Listing:
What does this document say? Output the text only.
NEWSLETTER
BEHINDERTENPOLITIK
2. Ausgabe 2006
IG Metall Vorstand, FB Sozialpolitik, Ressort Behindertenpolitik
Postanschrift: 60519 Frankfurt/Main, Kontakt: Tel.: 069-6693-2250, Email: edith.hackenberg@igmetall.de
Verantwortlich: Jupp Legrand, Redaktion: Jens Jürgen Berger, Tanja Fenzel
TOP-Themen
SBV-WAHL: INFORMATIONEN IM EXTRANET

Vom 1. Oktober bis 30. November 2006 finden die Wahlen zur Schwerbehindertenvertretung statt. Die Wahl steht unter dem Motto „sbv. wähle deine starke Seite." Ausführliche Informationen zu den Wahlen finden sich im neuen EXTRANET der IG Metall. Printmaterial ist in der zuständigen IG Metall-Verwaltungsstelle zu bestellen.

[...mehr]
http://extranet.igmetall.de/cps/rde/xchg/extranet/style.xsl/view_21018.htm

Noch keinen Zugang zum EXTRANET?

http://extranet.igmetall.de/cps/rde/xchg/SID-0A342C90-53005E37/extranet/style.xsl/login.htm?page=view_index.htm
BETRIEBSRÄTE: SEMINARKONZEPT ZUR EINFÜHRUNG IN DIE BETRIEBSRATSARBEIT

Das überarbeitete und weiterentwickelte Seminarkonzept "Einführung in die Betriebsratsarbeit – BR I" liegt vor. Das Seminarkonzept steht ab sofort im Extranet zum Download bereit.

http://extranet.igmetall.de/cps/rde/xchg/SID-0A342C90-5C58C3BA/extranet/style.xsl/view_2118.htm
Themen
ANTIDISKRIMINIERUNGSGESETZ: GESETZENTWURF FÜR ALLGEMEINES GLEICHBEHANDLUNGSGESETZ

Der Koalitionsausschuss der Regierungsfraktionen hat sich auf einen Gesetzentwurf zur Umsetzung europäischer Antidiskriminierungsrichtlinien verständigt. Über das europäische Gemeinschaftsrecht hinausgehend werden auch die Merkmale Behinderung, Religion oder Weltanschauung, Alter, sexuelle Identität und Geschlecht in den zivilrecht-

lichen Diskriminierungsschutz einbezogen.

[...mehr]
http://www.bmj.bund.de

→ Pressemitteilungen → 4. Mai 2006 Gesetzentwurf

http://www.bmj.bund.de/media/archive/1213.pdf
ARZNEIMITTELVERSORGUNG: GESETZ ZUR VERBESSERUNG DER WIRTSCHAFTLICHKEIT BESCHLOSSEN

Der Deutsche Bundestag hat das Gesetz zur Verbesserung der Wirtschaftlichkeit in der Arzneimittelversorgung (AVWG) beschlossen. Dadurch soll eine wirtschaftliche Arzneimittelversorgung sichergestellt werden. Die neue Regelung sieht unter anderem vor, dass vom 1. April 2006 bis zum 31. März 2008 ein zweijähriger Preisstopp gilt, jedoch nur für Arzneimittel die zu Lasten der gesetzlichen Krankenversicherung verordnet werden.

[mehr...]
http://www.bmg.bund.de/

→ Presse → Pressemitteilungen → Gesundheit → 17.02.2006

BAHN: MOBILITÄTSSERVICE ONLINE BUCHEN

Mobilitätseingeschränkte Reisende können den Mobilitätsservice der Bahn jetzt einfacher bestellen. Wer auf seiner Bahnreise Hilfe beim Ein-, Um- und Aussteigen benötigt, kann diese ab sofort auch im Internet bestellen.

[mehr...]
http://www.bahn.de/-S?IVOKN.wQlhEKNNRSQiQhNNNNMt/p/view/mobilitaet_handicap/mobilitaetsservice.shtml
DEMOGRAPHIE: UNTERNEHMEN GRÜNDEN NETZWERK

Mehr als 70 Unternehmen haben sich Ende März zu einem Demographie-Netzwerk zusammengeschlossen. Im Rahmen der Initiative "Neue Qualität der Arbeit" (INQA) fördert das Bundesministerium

What you will do:
Copy whichever lines in the listing above contain the word "auch".

Answer below:
Der Koalitionsausschuss der Regierungsfraktionen hat sich auf einen Gesetzentwurf zur Umsetzung europäischer Antidiskriminierungsrichtlinien verständigt. Über das europäische Gemeinschaftsrecht hinausgehend werden auch die Merkmale Behinderung, Religion oder Weltanschauung, Alter, sexuelle Identität und Geschlecht in den zivilrecht-
Mobilitätseingeschränkte Reisende können den Mobilitätsservice der Bahn jetzt einfacher bestellen. Wer auf seiner Bahnreise Hilfe beim Ein-, Um- und Aussteigen benötigt, kann diese ab sofort auch im Internet bestellen.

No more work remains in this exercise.